Spot each line that carries the word "Просмотр"; copy those lines.

== Supplied material ==
--------
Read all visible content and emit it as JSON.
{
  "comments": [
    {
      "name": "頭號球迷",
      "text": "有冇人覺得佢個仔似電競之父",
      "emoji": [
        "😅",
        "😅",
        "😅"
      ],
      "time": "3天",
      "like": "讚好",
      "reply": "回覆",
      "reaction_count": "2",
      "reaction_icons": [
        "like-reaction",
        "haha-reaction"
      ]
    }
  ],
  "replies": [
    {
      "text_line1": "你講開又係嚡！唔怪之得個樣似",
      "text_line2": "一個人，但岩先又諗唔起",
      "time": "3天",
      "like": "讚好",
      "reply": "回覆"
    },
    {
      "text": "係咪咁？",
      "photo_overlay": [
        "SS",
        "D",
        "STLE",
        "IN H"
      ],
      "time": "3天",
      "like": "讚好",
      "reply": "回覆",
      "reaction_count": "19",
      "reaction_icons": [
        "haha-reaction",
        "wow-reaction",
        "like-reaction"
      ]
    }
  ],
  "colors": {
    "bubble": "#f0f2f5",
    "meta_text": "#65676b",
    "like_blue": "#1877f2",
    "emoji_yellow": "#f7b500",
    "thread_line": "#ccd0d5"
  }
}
--------
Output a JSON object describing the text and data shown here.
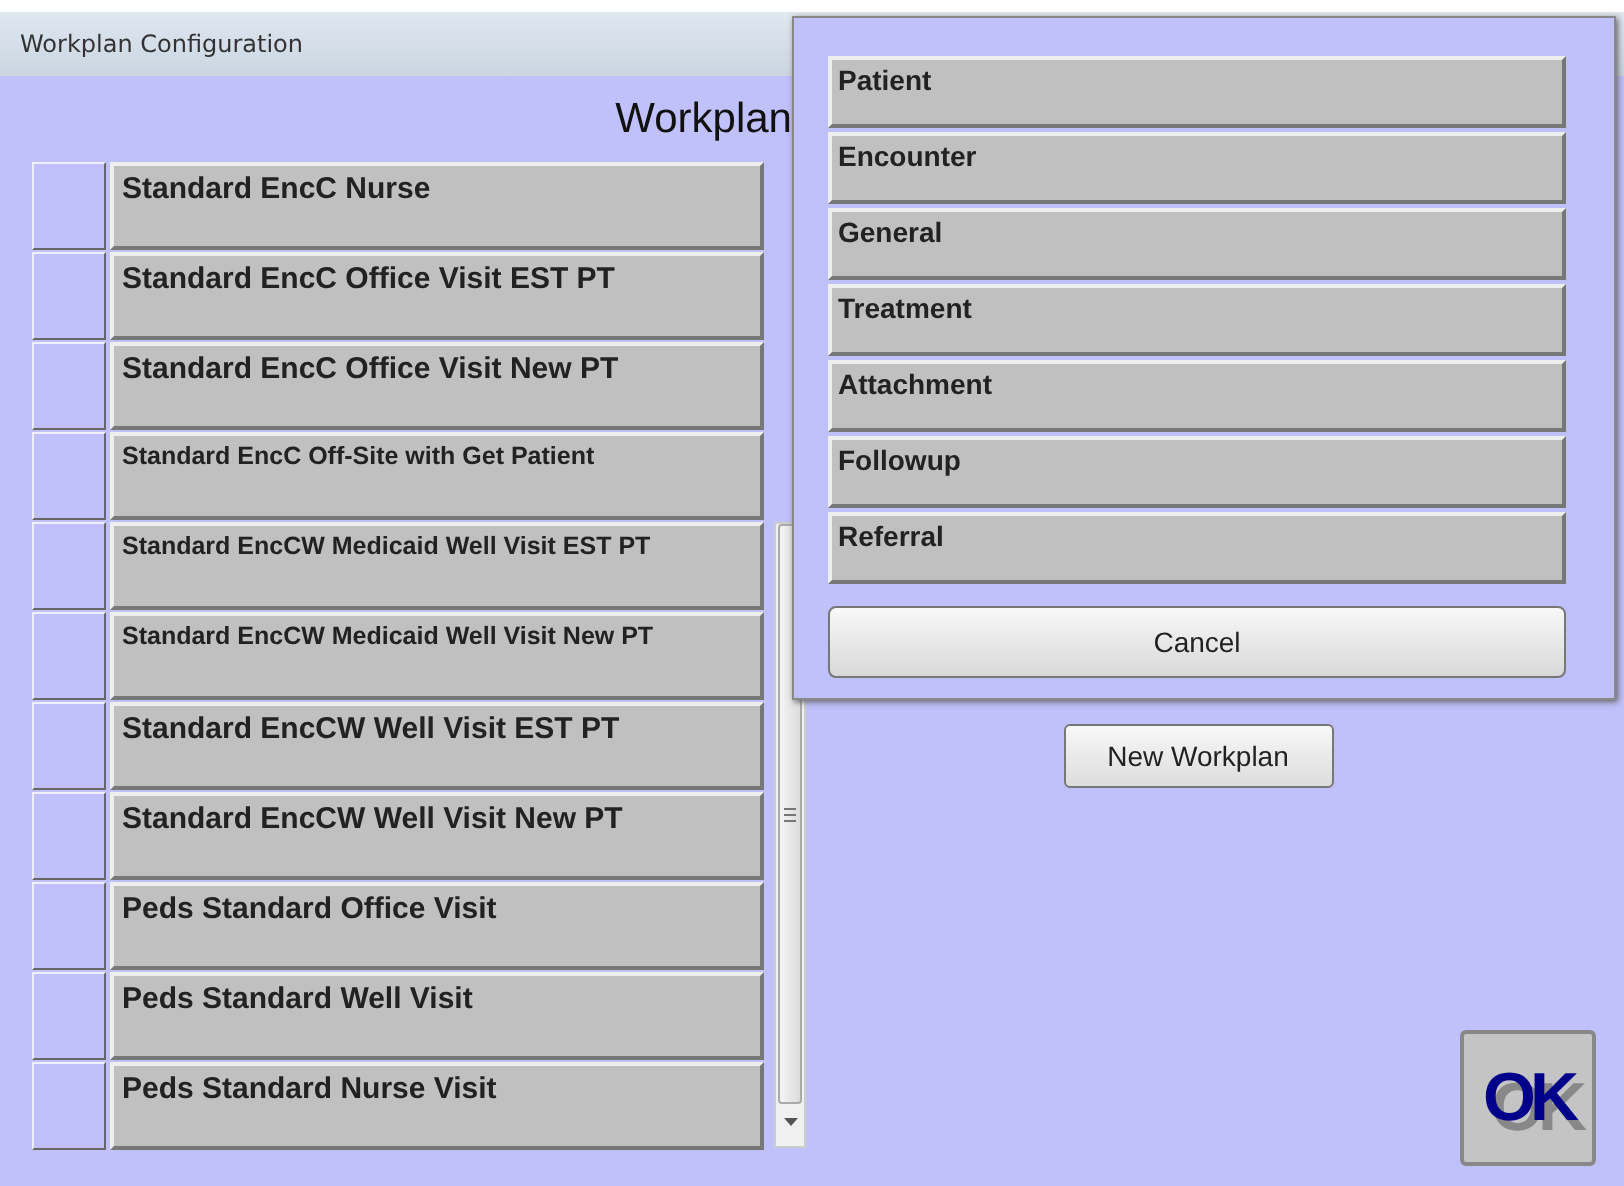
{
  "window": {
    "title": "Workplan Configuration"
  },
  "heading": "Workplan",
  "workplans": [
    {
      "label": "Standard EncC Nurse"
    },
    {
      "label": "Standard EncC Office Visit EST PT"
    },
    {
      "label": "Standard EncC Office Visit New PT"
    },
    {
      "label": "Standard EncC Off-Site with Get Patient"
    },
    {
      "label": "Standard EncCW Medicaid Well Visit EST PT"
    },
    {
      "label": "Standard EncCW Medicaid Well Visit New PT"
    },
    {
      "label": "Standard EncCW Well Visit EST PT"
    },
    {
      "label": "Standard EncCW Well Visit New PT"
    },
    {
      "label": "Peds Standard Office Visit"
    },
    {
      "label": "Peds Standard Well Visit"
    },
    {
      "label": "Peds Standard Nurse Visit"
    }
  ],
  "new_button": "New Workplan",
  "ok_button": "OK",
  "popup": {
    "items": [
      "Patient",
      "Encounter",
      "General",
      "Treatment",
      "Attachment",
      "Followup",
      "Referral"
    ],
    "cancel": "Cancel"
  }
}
--------
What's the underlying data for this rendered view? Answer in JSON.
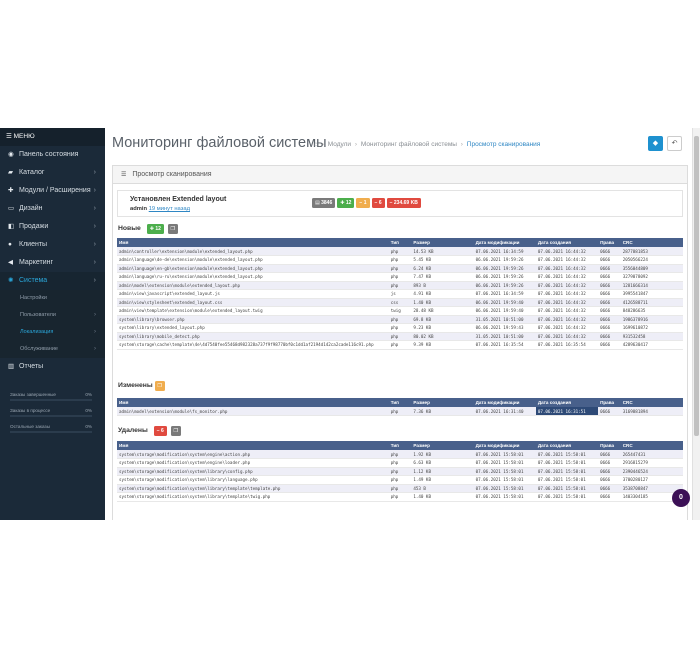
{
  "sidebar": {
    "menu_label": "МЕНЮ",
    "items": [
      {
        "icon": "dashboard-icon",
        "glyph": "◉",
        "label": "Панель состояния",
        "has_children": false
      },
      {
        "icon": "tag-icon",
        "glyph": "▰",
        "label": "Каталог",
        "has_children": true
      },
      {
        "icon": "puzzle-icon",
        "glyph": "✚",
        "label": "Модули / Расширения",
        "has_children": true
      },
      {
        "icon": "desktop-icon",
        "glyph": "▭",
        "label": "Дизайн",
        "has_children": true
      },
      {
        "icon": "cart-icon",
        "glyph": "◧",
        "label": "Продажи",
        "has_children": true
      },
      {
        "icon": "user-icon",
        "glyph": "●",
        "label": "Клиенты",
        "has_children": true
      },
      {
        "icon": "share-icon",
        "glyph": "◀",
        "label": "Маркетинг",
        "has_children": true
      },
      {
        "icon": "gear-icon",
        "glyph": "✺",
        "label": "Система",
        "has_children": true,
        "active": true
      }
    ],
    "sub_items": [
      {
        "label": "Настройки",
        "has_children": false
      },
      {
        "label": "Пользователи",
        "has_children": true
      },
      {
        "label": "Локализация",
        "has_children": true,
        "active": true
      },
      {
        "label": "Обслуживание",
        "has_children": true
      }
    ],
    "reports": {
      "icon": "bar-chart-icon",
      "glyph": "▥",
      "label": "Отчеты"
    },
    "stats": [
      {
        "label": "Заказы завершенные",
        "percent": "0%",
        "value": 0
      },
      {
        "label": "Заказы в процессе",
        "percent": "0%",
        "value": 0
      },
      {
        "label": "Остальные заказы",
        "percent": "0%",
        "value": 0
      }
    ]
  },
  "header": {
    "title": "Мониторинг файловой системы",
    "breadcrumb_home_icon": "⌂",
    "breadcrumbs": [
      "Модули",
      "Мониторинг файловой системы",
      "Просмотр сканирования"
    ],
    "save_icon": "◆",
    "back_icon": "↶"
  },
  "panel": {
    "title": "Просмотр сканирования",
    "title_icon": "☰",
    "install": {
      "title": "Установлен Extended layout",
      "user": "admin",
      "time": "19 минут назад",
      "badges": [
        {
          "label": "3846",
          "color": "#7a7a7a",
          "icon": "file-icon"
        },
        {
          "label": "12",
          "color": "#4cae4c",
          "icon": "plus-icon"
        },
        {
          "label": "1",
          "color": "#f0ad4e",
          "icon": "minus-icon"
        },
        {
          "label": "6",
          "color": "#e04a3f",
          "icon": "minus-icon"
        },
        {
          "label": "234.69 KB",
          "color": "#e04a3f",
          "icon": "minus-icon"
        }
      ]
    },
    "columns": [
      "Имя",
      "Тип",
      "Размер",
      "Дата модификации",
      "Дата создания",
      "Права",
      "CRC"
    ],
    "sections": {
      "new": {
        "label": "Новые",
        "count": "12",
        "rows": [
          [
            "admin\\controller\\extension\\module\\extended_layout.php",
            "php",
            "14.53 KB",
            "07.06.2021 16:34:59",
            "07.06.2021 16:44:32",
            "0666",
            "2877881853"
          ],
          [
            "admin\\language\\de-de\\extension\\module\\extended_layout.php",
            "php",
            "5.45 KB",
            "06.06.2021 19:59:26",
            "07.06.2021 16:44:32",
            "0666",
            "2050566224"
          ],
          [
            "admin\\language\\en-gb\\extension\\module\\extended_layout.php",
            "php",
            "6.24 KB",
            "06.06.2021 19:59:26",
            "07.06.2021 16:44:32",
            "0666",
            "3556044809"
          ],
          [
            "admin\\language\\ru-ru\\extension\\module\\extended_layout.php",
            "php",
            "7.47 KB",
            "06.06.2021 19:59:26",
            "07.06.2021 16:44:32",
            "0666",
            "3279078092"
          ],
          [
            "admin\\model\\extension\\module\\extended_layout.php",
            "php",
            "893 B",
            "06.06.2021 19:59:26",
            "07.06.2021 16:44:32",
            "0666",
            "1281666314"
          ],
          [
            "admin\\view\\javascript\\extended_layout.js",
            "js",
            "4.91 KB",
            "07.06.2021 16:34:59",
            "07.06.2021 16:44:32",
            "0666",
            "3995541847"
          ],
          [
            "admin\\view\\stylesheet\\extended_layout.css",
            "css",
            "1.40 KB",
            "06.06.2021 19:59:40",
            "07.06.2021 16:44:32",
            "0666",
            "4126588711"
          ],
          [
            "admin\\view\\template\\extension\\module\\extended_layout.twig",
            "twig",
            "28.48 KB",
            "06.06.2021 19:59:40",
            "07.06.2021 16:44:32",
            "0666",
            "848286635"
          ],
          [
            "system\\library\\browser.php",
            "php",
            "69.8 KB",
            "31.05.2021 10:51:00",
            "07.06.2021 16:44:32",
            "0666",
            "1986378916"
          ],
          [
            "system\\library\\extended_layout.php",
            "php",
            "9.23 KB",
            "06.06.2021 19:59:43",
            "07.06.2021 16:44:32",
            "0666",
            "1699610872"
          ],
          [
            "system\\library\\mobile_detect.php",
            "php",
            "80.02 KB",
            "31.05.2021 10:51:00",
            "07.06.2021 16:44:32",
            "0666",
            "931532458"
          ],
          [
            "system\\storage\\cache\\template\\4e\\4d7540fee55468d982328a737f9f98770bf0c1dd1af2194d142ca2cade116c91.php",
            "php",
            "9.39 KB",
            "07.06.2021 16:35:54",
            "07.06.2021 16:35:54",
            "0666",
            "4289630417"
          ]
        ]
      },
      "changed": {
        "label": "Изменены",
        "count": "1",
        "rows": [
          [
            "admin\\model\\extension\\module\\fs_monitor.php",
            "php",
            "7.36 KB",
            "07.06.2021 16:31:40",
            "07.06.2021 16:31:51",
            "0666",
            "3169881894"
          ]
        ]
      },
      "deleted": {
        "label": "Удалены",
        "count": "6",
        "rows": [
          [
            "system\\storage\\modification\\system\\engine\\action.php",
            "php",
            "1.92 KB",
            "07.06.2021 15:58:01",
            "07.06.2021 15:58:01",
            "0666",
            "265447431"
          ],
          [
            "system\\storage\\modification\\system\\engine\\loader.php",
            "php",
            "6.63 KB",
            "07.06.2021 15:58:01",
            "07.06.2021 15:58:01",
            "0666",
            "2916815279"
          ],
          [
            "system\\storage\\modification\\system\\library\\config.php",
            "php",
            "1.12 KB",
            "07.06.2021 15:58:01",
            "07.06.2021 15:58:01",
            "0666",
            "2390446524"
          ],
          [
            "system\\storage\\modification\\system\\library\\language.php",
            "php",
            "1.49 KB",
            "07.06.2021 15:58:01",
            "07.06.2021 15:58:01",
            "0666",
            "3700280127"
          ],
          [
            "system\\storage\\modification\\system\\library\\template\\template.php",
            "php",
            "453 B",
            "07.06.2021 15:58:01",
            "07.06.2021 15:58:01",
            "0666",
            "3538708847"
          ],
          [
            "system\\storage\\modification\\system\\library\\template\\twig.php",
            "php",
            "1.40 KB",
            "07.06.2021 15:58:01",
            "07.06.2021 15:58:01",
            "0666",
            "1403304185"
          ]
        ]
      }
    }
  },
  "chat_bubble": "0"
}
--------
== Finished task ==
      "Просмотр сканирования"
    "title": "Просмотр сканирования",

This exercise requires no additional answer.